# [What is expected]
Return every record exactly as written.
>> Begin Extracted material
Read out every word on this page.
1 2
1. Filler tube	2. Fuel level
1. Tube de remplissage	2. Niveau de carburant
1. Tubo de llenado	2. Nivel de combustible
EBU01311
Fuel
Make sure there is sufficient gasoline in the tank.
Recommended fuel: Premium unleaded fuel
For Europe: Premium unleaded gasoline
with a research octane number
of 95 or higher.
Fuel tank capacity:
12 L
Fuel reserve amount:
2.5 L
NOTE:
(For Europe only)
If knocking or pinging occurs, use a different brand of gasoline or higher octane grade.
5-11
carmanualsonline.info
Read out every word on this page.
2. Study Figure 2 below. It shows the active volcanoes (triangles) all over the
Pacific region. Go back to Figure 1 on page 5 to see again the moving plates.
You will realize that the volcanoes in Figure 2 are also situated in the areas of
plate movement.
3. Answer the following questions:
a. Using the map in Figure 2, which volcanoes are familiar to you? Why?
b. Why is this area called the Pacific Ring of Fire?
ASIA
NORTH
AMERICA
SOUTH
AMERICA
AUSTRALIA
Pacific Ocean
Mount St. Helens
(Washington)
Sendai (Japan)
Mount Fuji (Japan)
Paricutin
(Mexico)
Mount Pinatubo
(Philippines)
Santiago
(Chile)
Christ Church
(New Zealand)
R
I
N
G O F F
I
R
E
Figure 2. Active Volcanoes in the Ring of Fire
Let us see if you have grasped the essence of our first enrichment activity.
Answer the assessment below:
>> End Extracted material
# [Problem solution]
Read out every word on this page.
1 2
1. Filler tube	2. Fuel level
1. Tube de remplissage	2. Niveau de carburant
1. Tubo de llenado	2. Nivel de combustible
EBU01311
Fuel
Make sure there is sufficient gasoline in the tank.
Recommended fuel: Premium unleaded fuel
For Europe: Premium unleaded gasoline
with a research octane number
of 95 or higher.
Fuel tank capacity:
12 L
Fuel reserve amount:
2.5 L
NOTE:
(For Europe only)
If knocking or pinging occurs, use a different brand of gasoline or higher octane grade.
5-11
carmanualsonline.info
Read out every word on this page.
2. Study Figure 2 below. It shows the active volcanoes (triangles) all over the
Pacific region. Go back to Figure 1 on page 5 to see again the moving plates.
You will realize that the volcanoes in Figure 2 are also situated in the areas of
plate movement.
3. Answer the following questions:
a. Using the map in Figure 2, which volcanoes are familiar to you? Why?
b. Why is this area called the Pacific Ring of Fire?
ASIA
NORTH
AMERICA
SOUTH
AMERICA
AUSTRALIA
Pacific Ocean
Mount St. Helens
(Washington)
Sendai (Japan)
Mount Fuji (Japan)
Paricutin
(Mexico)
Mount Pinatubo
(Philippines)
Santiago
(Chile)
Christ Church
(New Zealand)
R
I
N
G O F F
I
R
E
Figure 2. Active Volcanoes in the Ring of Fire
Let us see if you have grasped the essence of our first enrichment activity.
Answer the assessment below:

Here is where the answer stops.